(Problem requirements) Copy down all of the data underneath, exactly as shown.

(Records)
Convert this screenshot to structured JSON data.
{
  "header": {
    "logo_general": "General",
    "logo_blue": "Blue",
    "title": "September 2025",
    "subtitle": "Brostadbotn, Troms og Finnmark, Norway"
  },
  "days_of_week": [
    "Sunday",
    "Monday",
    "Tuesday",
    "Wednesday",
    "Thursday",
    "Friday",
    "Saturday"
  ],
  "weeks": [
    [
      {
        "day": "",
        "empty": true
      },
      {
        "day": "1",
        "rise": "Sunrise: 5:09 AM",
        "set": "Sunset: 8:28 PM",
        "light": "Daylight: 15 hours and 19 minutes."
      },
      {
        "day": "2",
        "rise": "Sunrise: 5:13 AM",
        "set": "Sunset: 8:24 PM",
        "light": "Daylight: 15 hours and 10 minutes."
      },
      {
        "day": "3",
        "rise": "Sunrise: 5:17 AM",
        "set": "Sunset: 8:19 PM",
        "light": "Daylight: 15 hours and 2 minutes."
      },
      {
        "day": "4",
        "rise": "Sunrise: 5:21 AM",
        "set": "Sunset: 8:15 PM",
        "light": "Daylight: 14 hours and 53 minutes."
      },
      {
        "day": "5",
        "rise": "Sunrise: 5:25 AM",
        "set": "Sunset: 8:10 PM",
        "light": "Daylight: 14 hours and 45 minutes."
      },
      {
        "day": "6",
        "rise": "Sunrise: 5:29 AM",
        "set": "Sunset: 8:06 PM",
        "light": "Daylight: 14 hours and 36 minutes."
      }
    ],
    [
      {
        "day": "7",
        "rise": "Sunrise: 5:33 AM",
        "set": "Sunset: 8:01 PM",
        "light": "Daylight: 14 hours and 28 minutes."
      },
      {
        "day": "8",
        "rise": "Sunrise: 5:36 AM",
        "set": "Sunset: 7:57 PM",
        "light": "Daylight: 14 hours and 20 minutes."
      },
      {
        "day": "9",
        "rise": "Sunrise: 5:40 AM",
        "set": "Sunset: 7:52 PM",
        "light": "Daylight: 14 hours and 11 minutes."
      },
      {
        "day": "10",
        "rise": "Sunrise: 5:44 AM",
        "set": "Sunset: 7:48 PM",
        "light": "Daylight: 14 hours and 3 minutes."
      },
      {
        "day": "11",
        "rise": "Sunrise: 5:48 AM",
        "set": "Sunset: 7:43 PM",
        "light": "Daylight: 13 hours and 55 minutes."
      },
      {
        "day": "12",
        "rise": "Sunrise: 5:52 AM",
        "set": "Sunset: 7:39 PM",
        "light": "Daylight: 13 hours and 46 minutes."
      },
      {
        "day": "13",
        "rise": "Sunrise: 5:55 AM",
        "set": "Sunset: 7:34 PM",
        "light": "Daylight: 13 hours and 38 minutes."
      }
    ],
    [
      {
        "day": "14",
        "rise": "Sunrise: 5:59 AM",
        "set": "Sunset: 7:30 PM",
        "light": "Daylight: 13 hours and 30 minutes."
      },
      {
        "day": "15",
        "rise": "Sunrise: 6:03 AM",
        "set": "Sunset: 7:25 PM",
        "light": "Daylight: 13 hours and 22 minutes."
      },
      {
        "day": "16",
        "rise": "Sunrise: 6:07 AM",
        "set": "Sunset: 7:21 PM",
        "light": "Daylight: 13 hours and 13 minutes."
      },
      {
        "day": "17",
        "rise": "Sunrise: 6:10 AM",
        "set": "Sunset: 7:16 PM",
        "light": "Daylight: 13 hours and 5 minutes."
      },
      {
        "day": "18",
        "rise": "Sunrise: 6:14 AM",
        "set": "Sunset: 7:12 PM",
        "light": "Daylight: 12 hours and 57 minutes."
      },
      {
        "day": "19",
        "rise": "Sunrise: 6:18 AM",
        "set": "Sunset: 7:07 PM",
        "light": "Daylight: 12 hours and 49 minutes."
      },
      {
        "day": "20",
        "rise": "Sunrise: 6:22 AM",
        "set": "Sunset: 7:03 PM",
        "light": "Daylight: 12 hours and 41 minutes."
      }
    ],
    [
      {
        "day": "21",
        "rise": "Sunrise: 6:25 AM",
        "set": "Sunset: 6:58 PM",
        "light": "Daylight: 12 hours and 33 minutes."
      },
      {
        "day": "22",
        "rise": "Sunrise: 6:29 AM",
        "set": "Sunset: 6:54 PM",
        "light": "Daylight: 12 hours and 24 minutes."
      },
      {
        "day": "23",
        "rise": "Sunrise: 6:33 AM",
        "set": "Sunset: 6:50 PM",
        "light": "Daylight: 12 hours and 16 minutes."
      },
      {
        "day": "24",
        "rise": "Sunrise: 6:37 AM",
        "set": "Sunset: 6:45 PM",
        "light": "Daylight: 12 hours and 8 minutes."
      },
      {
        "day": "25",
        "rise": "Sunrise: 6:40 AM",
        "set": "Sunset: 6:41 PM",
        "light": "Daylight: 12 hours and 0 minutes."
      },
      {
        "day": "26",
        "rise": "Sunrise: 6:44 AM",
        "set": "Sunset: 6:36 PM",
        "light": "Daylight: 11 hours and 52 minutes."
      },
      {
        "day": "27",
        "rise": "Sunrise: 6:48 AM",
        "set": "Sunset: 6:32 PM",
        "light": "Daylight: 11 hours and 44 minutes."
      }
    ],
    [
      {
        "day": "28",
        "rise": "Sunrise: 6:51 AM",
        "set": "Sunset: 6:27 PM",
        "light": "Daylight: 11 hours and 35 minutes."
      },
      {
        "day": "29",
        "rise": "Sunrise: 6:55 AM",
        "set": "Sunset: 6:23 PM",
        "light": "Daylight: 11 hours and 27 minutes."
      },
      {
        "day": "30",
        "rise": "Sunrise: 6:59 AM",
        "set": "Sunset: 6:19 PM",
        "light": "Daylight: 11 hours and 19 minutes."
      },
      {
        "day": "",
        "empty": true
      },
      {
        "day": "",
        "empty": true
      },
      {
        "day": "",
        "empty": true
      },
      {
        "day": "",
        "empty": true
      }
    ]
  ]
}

(Task solution)
Convert this screenshot to structured JSON data.
{
  "header": {
    "logo_general": "General",
    "logo_blue": "Blue",
    "title": "September 2025",
    "subtitle": "Brostadbotn, Troms og Finnmark, Norway"
  },
  "days_of_week": [
    "Sunday",
    "Monday",
    "Tuesday",
    "Wednesday",
    "Thursday",
    "Friday",
    "Saturday"
  ],
  "weeks": [
    [
      {
        "day": "",
        "empty": true
      },
      {
        "day": "1",
        "rise": "Sunrise: 5:09 AM",
        "set": "Sunset: 8:28 PM",
        "light": "Daylight: 15 hours and 19 minutes."
      },
      {
        "day": "2",
        "rise": "Sunrise: 5:13 AM",
        "set": "Sunset: 8:24 PM",
        "light": "Daylight: 15 hours and 10 minutes."
      },
      {
        "day": "3",
        "rise": "Sunrise: 5:17 AM",
        "set": "Sunset: 8:19 PM",
        "light": "Daylight: 15 hours and 2 minutes."
      },
      {
        "day": "4",
        "rise": "Sunrise: 5:21 AM",
        "set": "Sunset: 8:15 PM",
        "light": "Daylight: 14 hours and 53 minutes."
      },
      {
        "day": "5",
        "rise": "Sunrise: 5:25 AM",
        "set": "Sunset: 8:10 PM",
        "light": "Daylight: 14 hours and 45 minutes."
      },
      {
        "day": "6",
        "rise": "Sunrise: 5:29 AM",
        "set": "Sunset: 8:06 PM",
        "light": "Daylight: 14 hours and 36 minutes."
      }
    ],
    [
      {
        "day": "7",
        "rise": "Sunrise: 5:33 AM",
        "set": "Sunset: 8:01 PM",
        "light": "Daylight: 14 hours and 28 minutes."
      },
      {
        "day": "8",
        "rise": "Sunrise: 5:36 AM",
        "set": "Sunset: 7:57 PM",
        "light": "Daylight: 14 hours and 20 minutes."
      },
      {
        "day": "9",
        "rise": "Sunrise: 5:40 AM",
        "set": "Sunset: 7:52 PM",
        "light": "Daylight: 14 hours and 11 minutes."
      },
      {
        "day": "10",
        "rise": "Sunrise: 5:44 AM",
        "set": "Sunset: 7:48 PM",
        "light": "Daylight: 14 hours and 3 minutes."
      },
      {
        "day": "11",
        "rise": "Sunrise: 5:48 AM",
        "set": "Sunset: 7:43 PM",
        "light": "Daylight: 13 hours and 55 minutes."
      },
      {
        "day": "12",
        "rise": "Sunrise: 5:52 AM",
        "set": "Sunset: 7:39 PM",
        "light": "Daylight: 13 hours and 46 minutes."
      },
      {
        "day": "13",
        "rise": "Sunrise: 5:55 AM",
        "set": "Sunset: 7:34 PM",
        "light": "Daylight: 13 hours and 38 minutes."
      }
    ],
    [
      {
        "day": "14",
        "rise": "Sunrise: 5:59 AM",
        "set": "Sunset: 7:30 PM",
        "light": "Daylight: 13 hours and 30 minutes."
      },
      {
        "day": "15",
        "rise": "Sunrise: 6:03 AM",
        "set": "Sunset: 7:25 PM",
        "light": "Daylight: 13 hours and 22 minutes."
      },
      {
        "day": "16",
        "rise": "Sunrise: 6:07 AM",
        "set": "Sunset: 7:21 PM",
        "light": "Daylight: 13 hours and 13 minutes."
      },
      {
        "day": "17",
        "rise": "Sunrise: 6:10 AM",
        "set": "Sunset: 7:16 PM",
        "light": "Daylight: 13 hours and 5 minutes."
      },
      {
        "day": "18",
        "rise": "Sunrise: 6:14 AM",
        "set": "Sunset: 7:12 PM",
        "light": "Daylight: 12 hours and 57 minutes."
      },
      {
        "day": "19",
        "rise": "Sunrise: 6:18 AM",
        "set": "Sunset: 7:07 PM",
        "light": "Daylight: 12 hours and 49 minutes."
      },
      {
        "day": "20",
        "rise": "Sunrise: 6:22 AM",
        "set": "Sunset: 7:03 PM",
        "light": "Daylight: 12 hours and 41 minutes."
      }
    ],
    [
      {
        "day": "21",
        "rise": "Sunrise: 6:25 AM",
        "set": "Sunset: 6:58 PM",
        "light": "Daylight: 12 hours and 33 minutes."
      },
      {
        "day": "22",
        "rise": "Sunrise: 6:29 AM",
        "set": "Sunset: 6:54 PM",
        "light": "Daylight: 12 hours and 24 minutes."
      },
      {
        "day": "23",
        "rise": "Sunrise: 6:33 AM",
        "set": "Sunset: 6:50 PM",
        "light": "Daylight: 12 hours and 16 minutes."
      },
      {
        "day": "24",
        "rise": "Sunrise: 6:37 AM",
        "set": "Sunset: 6:45 PM",
        "light": "Daylight: 12 hours and 8 minutes."
      },
      {
        "day": "25",
        "rise": "Sunrise: 6:40 AM",
        "set": "Sunset: 6:41 PM",
        "light": "Daylight: 12 hours and 0 minutes."
      },
      {
        "day": "26",
        "rise": "Sunrise: 6:44 AM",
        "set": "Sunset: 6:36 PM",
        "light": "Daylight: 11 hours and 52 minutes."
      },
      {
        "day": "27",
        "rise": "Sunrise: 6:48 AM",
        "set": "Sunset: 6:32 PM",
        "light": "Daylight: 11 hours and 44 minutes."
      }
    ],
    [
      {
        "day": "28",
        "rise": "Sunrise: 6:51 AM",
        "set": "Sunset: 6:27 PM",
        "light": "Daylight: 11 hours and 35 minutes."
      },
      {
        "day": "29",
        "rise": "Sunrise: 6:55 AM",
        "set": "Sunset: 6:23 PM",
        "light": "Daylight: 11 hours and 27 minutes."
      },
      {
        "day": "30",
        "rise": "Sunrise: 6:59 AM",
        "set": "Sunset: 6:19 PM",
        "light": "Daylight: 11 hours and 19 minutes."
      },
      {
        "day": "",
        "empty": true
      },
      {
        "day": "",
        "empty": true
      },
      {
        "day": "",
        "empty": true
      },
      {
        "day": "",
        "empty": true
      }
    ]
  ]
}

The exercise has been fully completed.